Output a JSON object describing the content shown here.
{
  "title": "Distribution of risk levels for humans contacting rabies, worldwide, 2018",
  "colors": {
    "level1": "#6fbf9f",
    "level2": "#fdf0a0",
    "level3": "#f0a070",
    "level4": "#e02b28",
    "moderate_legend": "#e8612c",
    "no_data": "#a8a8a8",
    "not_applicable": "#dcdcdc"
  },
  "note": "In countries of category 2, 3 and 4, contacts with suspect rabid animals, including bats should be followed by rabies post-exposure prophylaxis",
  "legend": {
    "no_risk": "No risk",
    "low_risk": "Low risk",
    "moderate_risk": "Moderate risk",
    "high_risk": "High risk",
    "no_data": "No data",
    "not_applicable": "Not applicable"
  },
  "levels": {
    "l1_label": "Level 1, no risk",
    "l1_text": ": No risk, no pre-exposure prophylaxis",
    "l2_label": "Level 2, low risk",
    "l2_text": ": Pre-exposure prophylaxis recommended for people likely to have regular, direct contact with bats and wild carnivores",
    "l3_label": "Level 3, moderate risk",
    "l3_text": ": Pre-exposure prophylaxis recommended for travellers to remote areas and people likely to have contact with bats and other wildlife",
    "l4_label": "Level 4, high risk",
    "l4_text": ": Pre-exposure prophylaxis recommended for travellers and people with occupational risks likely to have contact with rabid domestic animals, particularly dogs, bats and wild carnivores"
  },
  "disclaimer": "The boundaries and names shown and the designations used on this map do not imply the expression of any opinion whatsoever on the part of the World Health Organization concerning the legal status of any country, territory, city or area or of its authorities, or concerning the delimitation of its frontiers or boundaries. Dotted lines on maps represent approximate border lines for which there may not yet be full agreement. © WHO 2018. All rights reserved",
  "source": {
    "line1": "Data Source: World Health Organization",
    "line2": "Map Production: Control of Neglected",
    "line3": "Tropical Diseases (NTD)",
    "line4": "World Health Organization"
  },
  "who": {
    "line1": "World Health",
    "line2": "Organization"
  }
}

------------------------------------------------------------------------

## [WHAT NEEDS TO BE DONE]
Working from the material above, retype it in its entirety without change.

## [COMPLETE ANSWER]
Output a JSON object describing the content shown here.
{
  "title": "Distribution of risk levels for humans contacting rabies, worldwide, 2018",
  "colors": {
    "level1": "#6fbf9f",
    "level2": "#fdf0a0",
    "level3": "#f0a070",
    "level4": "#e02b28",
    "moderate_legend": "#e8612c",
    "no_data": "#a8a8a8",
    "not_applicable": "#dcdcdc"
  },
  "note": "In countries of category 2, 3 and 4, contacts with suspect rabid animals, including bats should be followed by rabies post-exposure prophylaxis",
  "legend": {
    "no_risk": "No risk",
    "low_risk": "Low risk",
    "moderate_risk": "Moderate risk",
    "high_risk": "High risk",
    "no_data": "No data",
    "not_applicable": "Not applicable"
  },
  "levels": {
    "l1_label": "Level 1, no risk",
    "l1_text": ": No risk, no pre-exposure prophylaxis",
    "l2_label": "Level 2, low risk",
    "l2_text": ": Pre-exposure prophylaxis recommended for people likely to have regular, direct contact with bats and wild carnivores",
    "l3_label": "Level 3, moderate risk",
    "l3_text": ": Pre-exposure prophylaxis recommended for travellers to remote areas and people likely to have contact with bats and other wildlife",
    "l4_label": "Level 4, high risk",
    "l4_text": ": Pre-exposure prophylaxis recommended for travellers and people with occupational risks likely to have contact with rabid domestic animals, particularly dogs, bats and wild carnivores"
  },
  "disclaimer": "The boundaries and names shown and the designations used on this map do not imply the expression of any opinion whatsoever on the part of the World Health Organization concerning the legal status of any country, territory, city or area or of its authorities, or concerning the delimitation of its frontiers or boundaries. Dotted lines on maps represent approximate border lines for which there may not yet be full agreement. © WHO 2018. All rights reserved",
  "source": {
    "line1": "Data Source: World Health Organization",
    "line2": "Map Production: Control of Neglected",
    "line3": "Tropical Diseases (NTD)",
    "line4": "World Health Organization"
  },
  "who": {
    "line1": "World Health",
    "line2": "Organization"
  }
}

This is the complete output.